• Aim of the task:
Copy every line of the entries that includes the word "name".

----

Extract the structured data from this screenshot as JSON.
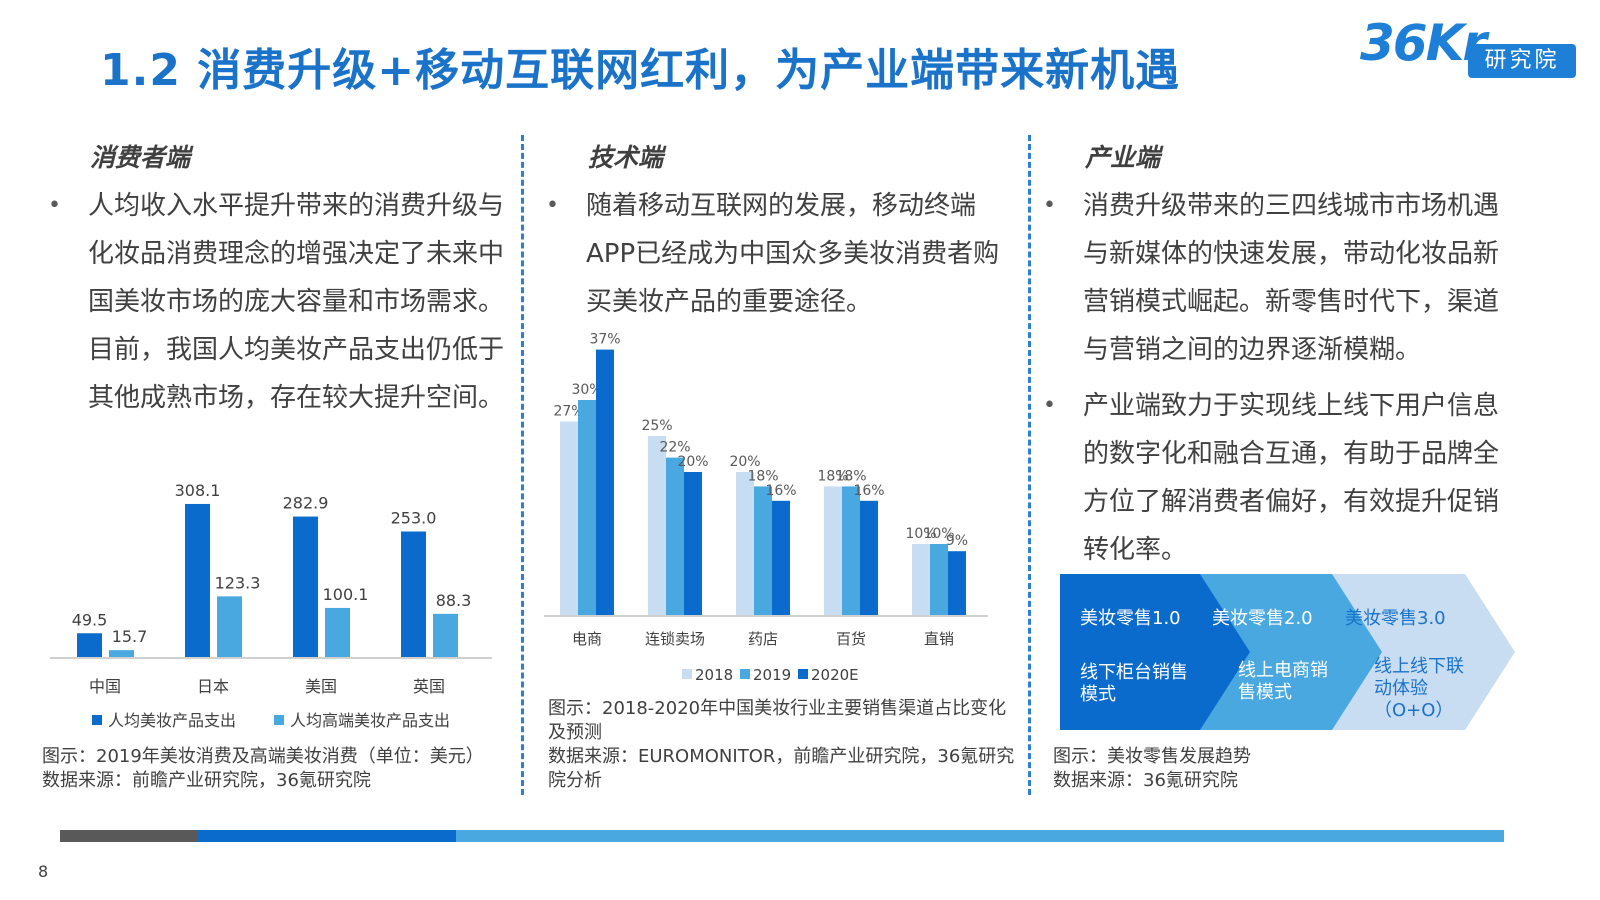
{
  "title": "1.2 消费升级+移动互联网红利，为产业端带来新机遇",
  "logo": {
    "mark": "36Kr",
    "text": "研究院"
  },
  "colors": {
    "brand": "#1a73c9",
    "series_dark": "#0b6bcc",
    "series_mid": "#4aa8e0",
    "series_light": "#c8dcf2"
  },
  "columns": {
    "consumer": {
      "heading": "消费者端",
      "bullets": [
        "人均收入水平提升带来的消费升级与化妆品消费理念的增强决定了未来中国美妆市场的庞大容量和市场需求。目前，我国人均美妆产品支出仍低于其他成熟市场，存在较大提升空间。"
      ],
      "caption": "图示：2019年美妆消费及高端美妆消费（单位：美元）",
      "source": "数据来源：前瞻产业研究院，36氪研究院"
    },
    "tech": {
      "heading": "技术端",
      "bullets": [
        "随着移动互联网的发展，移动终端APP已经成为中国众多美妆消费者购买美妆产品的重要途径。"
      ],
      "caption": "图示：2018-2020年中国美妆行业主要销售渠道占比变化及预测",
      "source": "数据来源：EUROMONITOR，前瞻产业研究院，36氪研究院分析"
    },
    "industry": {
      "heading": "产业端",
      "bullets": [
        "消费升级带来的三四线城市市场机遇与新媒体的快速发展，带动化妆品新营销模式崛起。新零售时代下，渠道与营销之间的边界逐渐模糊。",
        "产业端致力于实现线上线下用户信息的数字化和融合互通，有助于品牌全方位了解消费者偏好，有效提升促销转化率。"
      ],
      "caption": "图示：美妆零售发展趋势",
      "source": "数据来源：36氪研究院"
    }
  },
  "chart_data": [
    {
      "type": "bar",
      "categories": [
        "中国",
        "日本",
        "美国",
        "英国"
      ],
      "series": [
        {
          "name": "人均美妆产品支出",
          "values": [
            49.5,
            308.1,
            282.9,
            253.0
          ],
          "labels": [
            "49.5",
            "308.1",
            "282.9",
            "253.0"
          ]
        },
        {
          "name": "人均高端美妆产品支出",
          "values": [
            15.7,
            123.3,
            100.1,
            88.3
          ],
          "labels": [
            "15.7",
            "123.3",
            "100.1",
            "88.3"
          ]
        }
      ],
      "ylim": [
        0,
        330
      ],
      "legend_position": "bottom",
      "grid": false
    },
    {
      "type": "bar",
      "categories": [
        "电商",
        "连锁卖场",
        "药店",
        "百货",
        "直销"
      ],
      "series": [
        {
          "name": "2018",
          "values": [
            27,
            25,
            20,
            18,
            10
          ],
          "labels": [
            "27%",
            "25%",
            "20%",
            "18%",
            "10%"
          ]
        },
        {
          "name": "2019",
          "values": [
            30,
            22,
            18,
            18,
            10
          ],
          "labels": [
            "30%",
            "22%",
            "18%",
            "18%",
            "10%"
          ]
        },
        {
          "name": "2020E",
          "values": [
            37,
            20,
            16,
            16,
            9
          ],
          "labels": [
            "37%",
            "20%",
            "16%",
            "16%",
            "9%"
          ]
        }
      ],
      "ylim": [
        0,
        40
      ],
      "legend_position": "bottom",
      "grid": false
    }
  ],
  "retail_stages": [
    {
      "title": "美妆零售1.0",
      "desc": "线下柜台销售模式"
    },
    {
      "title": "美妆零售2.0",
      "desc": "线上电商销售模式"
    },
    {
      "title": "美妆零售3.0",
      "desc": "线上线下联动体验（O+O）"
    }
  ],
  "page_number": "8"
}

----

• The output:
          "name": "人均美妆产品支出",
          "name": "人均高端美妆产品支出",
          "name": "2018",
          "name": "2019",
          "name": "2020E",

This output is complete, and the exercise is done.